**Data items:**
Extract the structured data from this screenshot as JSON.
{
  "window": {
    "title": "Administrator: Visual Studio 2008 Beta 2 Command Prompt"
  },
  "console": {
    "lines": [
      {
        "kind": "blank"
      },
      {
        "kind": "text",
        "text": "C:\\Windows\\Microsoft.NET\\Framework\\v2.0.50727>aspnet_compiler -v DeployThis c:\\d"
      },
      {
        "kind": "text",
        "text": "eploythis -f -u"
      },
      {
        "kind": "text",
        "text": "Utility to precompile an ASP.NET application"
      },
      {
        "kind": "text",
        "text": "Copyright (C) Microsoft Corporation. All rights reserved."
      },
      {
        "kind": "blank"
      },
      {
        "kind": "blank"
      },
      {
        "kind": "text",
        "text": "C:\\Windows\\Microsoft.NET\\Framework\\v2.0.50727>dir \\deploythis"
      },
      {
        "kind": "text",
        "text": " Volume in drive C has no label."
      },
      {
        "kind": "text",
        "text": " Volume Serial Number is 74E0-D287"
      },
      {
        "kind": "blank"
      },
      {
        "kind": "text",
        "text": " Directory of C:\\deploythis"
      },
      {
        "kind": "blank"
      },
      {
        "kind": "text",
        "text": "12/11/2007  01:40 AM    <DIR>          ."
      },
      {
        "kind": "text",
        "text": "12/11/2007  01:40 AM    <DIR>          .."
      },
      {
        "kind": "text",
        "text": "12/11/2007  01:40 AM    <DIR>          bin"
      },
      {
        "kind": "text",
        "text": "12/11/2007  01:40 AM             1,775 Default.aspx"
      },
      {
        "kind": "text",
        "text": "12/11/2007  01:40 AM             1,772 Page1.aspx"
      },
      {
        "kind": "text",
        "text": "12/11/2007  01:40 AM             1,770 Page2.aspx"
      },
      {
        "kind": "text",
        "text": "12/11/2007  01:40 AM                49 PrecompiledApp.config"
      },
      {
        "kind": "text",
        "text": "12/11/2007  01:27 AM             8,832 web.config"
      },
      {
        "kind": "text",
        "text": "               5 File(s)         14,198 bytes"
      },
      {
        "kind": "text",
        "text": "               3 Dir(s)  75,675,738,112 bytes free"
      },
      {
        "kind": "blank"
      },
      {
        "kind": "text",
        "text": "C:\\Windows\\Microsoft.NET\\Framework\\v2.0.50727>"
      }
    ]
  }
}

**Short exercise:**
Write out all of the records above exactly as they appear.

**Solution:**
Extract the structured data from this screenshot as JSON.
{
  "window": {
    "title": "Administrator: Visual Studio 2008 Beta 2 Command Prompt"
  },
  "console": {
    "lines": [
      {
        "kind": "blank"
      },
      {
        "kind": "text",
        "text": "C:\\Windows\\Microsoft.NET\\Framework\\v2.0.50727>aspnet_compiler -v DeployThis c:\\d"
      },
      {
        "kind": "text",
        "text": "eploythis -f -u"
      },
      {
        "kind": "text",
        "text": "Utility to precompile an ASP.NET application"
      },
      {
        "kind": "text",
        "text": "Copyright (C) Microsoft Corporation. All rights reserved."
      },
      {
        "kind": "blank"
      },
      {
        "kind": "blank"
      },
      {
        "kind": "text",
        "text": "C:\\Windows\\Microsoft.NET\\Framework\\v2.0.50727>dir \\deploythis"
      },
      {
        "kind": "text",
        "text": " Volume in drive C has no label."
      },
      {
        "kind": "text",
        "text": " Volume Serial Number is 74E0-D287"
      },
      {
        "kind": "blank"
      },
      {
        "kind": "text",
        "text": " Directory of C:\\deploythis"
      },
      {
        "kind": "blank"
      },
      {
        "kind": "text",
        "text": "12/11/2007  01:40 AM    <DIR>          ."
      },
      {
        "kind": "text",
        "text": "12/11/2007  01:40 AM    <DIR>          .."
      },
      {
        "kind": "text",
        "text": "12/11/2007  01:40 AM    <DIR>          bin"
      },
      {
        "kind": "text",
        "text": "12/11/2007  01:40 AM             1,775 Default.aspx"
      },
      {
        "kind": "text",
        "text": "12/11/2007  01:40 AM             1,772 Page1.aspx"
      },
      {
        "kind": "text",
        "text": "12/11/2007  01:40 AM             1,770 Page2.aspx"
      },
      {
        "kind": "text",
        "text": "12/11/2007  01:40 AM                49 PrecompiledApp.config"
      },
      {
        "kind": "text",
        "text": "12/11/2007  01:27 AM             8,832 web.config"
      },
      {
        "kind": "text",
        "text": "               5 File(s)         14,198 bytes"
      },
      {
        "kind": "text",
        "text": "               3 Dir(s)  75,675,738,112 bytes free"
      },
      {
        "kind": "blank"
      },
      {
        "kind": "text",
        "text": "C:\\Windows\\Microsoft.NET\\Framework\\v2.0.50727>"
      }
    ]
  }
}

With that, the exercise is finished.